------ DATA FOR THE TASK

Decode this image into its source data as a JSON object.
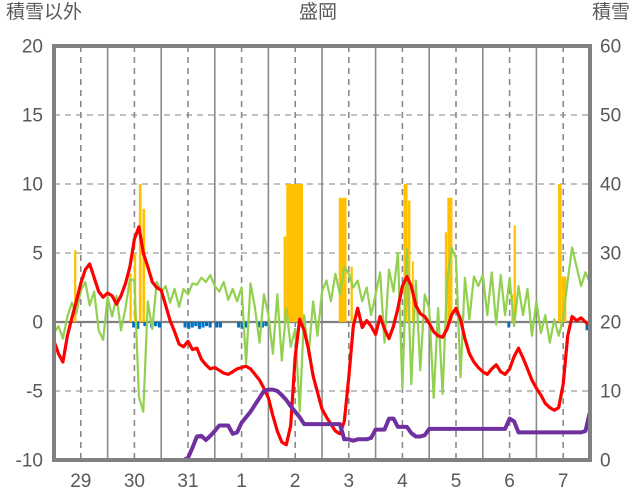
{
  "labels": {
    "title": "盛岡",
    "left_axis_title": "積雪以外",
    "right_axis_title": "積雪"
  },
  "chart_data": {
    "type": "line",
    "title": "盛岡",
    "x_axis": {
      "tick_labels": [
        "29",
        "30",
        "31",
        "1",
        "2",
        "3",
        "4",
        "5",
        "6",
        "7"
      ],
      "days": 10
    },
    "left_axis": {
      "title": "積雪以外",
      "range": [
        -10,
        20
      ],
      "ticks": [
        20,
        15,
        10,
        5,
        0,
        -5,
        -10
      ]
    },
    "right_axis": {
      "title": "積雪",
      "range": [
        0,
        60
      ],
      "ticks": [
        60,
        50,
        40,
        30,
        20,
        10,
        0
      ]
    },
    "step_hours": 2,
    "series": [
      {
        "name": "red-series",
        "color": "#FF0000",
        "axis": "left",
        "width": 3.2,
        "values": [
          -1.4,
          -2.3,
          -2.9,
          -1.0,
          0.3,
          1.5,
          2.8,
          3.8,
          4.2,
          3.2,
          2.2,
          1.8,
          2.1,
          1.9,
          1.3,
          1.9,
          2.8,
          4.0,
          6.0,
          6.9,
          5.0,
          4.0,
          2.9,
          2.5,
          2.3,
          1.2,
          0.1,
          -0.7,
          -1.6,
          -1.8,
          -1.4,
          -2.0,
          -1.9,
          -2.7,
          -3.1,
          -3.4,
          -3.3,
          -3.5,
          -3.7,
          -3.8,
          -3.6,
          -3.4,
          -3.3,
          -3.2,
          -3.4,
          -3.8,
          -4.2,
          -4.8,
          -5.5,
          -6.8,
          -7.9,
          -8.7,
          -8.9,
          -7.5,
          -2.5,
          0.2,
          -0.6,
          -2.0,
          -3.9,
          -5.1,
          -6.3,
          -6.9,
          -7.4,
          -7.9,
          -8.1,
          -7.2,
          -4.0,
          -0.3,
          1.0,
          -0.4,
          0.1,
          -0.3,
          -0.9,
          0.4,
          -0.5,
          -1.2,
          -0.3,
          1.0,
          2.6,
          3.3,
          2.6,
          1.2,
          0.6,
          0.4,
          -0.1,
          -0.7,
          -1.0,
          -1.1,
          -0.5,
          0.5,
          1.0,
          0.2,
          -1.2,
          -2.3,
          -2.9,
          -3.3,
          -3.6,
          -3.8,
          -3.4,
          -3.1,
          -3.6,
          -3.8,
          -3.4,
          -2.5,
          -1.9,
          -2.6,
          -3.4,
          -4.2,
          -4.8,
          -5.3,
          -5.9,
          -6.2,
          -6.4,
          -6.2,
          -4.5,
          -1.0,
          0.4,
          0.1,
          0.3,
          0.0,
          -0.3
        ]
      },
      {
        "name": "green-series",
        "color": "#92D050",
        "axis": "left",
        "width": 2.2,
        "values": [
          -0.8,
          -0.3,
          -1.2,
          0.4,
          1.4,
          0.6,
          2.3,
          2.9,
          1.2,
          2.2,
          -0.6,
          -1.3,
          1.8,
          0.4,
          1.9,
          -0.6,
          1.0,
          3.1,
          3.0,
          -5.4,
          -6.5,
          1.5,
          -0.5,
          2.9,
          2.2,
          2.6,
          1.4,
          2.4,
          1.1,
          2.4,
          2.0,
          2.8,
          2.7,
          3.2,
          2.9,
          3.4,
          2.6,
          2.2,
          2.9,
          1.6,
          2.4,
          1.5,
          2.5,
          -3.0,
          2.8,
          1.0,
          -1.5,
          2.0,
          0.5,
          -2.3,
          2.0,
          -2.8,
          1.0,
          -1.8,
          -0.5,
          -6.5,
          0.5,
          -2.4,
          1.5,
          -1.0,
          2.2,
          3.0,
          1.5,
          3.5,
          2.0,
          4.0,
          3.5,
          2.5,
          3.0,
          1.5,
          2.5,
          0.5,
          2.0,
          3.6,
          -1.5,
          3.8,
          2.2,
          5.0,
          -4.8,
          5.3,
          -4.5,
          3.0,
          -3.5,
          2.0,
          1.0,
          -5.5,
          1.0,
          -5.2,
          3.0,
          5.4,
          4.6,
          -4.0,
          3.2,
          0.2,
          3.3,
          2.6,
          3.4,
          0.5,
          3.6,
          -0.2,
          3.4,
          0.5,
          3.2,
          -0.3,
          2.6,
          0.5,
          2.4,
          -1.0,
          1.5,
          -0.8,
          0.5,
          -1.5,
          0.2,
          -1.0,
          0.3,
          3.0,
          5.4,
          4.0,
          2.6,
          3.6,
          2.8
        ]
      },
      {
        "name": "snow-depth-series",
        "color": "#7030A0",
        "axis": "right",
        "width": 4,
        "values": [
          0,
          0,
          0,
          0,
          0,
          0,
          0,
          0,
          0,
          0,
          0,
          0,
          0,
          0,
          0,
          0,
          0,
          0,
          0,
          0,
          0,
          0,
          0,
          0,
          0,
          0,
          0,
          0,
          0,
          0,
          0.3,
          1.8,
          3.4,
          3.5,
          2.9,
          3.5,
          4.2,
          5.0,
          5.0,
          5.0,
          3.8,
          4.0,
          5.4,
          6.2,
          7.0,
          8.0,
          9.0,
          10.0,
          10.2,
          10.2,
          10.0,
          9.4,
          8.7,
          7.8,
          7.0,
          6.2,
          5.2,
          5.2,
          5.2,
          5.2,
          5.2,
          5.2,
          5.2,
          5.2,
          5.2,
          3.0,
          3.0,
          2.8,
          3.0,
          3.0,
          3.0,
          3.2,
          4.4,
          4.4,
          4.4,
          6.0,
          6.0,
          4.8,
          4.8,
          4.8,
          3.9,
          3.4,
          3.4,
          3.6,
          4.5,
          4.5,
          4.5,
          4.5,
          4.5,
          4.5,
          4.5,
          4.5,
          4.5,
          4.5,
          4.5,
          4.5,
          4.5,
          4.5,
          4.5,
          4.5,
          4.5,
          4.5,
          6.0,
          5.6,
          4.0,
          4.0,
          4.0,
          4.0,
          4.0,
          4.0,
          4.0,
          4.0,
          4.0,
          4.0,
          4.0,
          4.0,
          4.0,
          4.0,
          4.0,
          4.2,
          7.0
        ]
      }
    ],
    "bars": [
      {
        "name": "orange-bars",
        "color": "#FFC000",
        "axis": "left",
        "baseline": 0,
        "items": [
          [
            9,
            5.2,
            1
          ],
          [
            33.8,
            3.5,
            1
          ],
          [
            35.8,
            5,
            1
          ],
          [
            38,
            10,
            1.2
          ],
          [
            39.6,
            8.2,
            1.2
          ],
          [
            102.8,
            6.2,
            1.2
          ],
          [
            104,
            10,
            7.5
          ],
          [
            127.5,
            9,
            3.5
          ],
          [
            132.8,
            4,
            1
          ],
          [
            156.5,
            10,
            1.8
          ],
          [
            158.4,
            8.8,
            1.2
          ],
          [
            160.3,
            4.4,
            0.8
          ],
          [
            175,
            6.5,
            1
          ],
          [
            176.1,
            9,
            2.3
          ],
          [
            204.8,
            2,
            0.8
          ],
          [
            205.8,
            7,
            1
          ],
          [
            225.7,
            10,
            1.6
          ],
          [
            227.4,
            3.3,
            2
          ]
        ]
      },
      {
        "name": "blue-marks",
        "color": "#0070C0",
        "axis": "left",
        "baseline": 0,
        "items": [
          [
            35,
            -0.4,
            1.4
          ],
          [
            36.8,
            -0.5,
            1.4
          ],
          [
            40,
            -0.3,
            1.4
          ],
          [
            43,
            -0.4,
            1.4
          ],
          [
            44.8,
            -0.3,
            1.4
          ],
          [
            46.5,
            -0.4,
            1.4
          ],
          [
            58,
            -0.4,
            1.4
          ],
          [
            59.6,
            -0.5,
            1.4
          ],
          [
            61.2,
            -0.4,
            1.4
          ],
          [
            62.8,
            -0.3,
            1.4
          ],
          [
            64.4,
            -0.5,
            1.4
          ],
          [
            66,
            -0.4,
            1.4
          ],
          [
            67.6,
            -0.3,
            1.4
          ],
          [
            69.2,
            -0.4,
            1.4
          ],
          [
            72.2,
            -0.4,
            1.4
          ],
          [
            73.8,
            -0.4,
            1.4
          ],
          [
            82,
            -0.4,
            1.4
          ],
          [
            83.6,
            -0.5,
            1.4
          ],
          [
            85.2,
            -0.4,
            1.4
          ],
          [
            91,
            -0.4,
            1.4
          ],
          [
            92.6,
            -0.4,
            1.4
          ],
          [
            94.2,
            -0.3,
            1.4
          ],
          [
            203,
            -0.4,
            1.2
          ],
          [
            238,
            -0.6,
            1.2
          ],
          [
            239.2,
            -0.6,
            1.2
          ]
        ]
      }
    ],
    "style": {
      "background": "#FFFFFF",
      "frame_color": "#808080",
      "vgrid_color": "#8a8a8a",
      "hgrid_color": "#ababab",
      "zero_line_color": "#808080",
      "text_color": "#595959"
    }
  }
}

------------

| EXERCISE DIRECTIONS |
Pick out all lines containing the string "name".

| THE ANSWER |
        "name": "red-series",
        "name": "green-series",
        "name": "snow-depth-series",
        "name": "orange-bars",
        "name": "blue-marks",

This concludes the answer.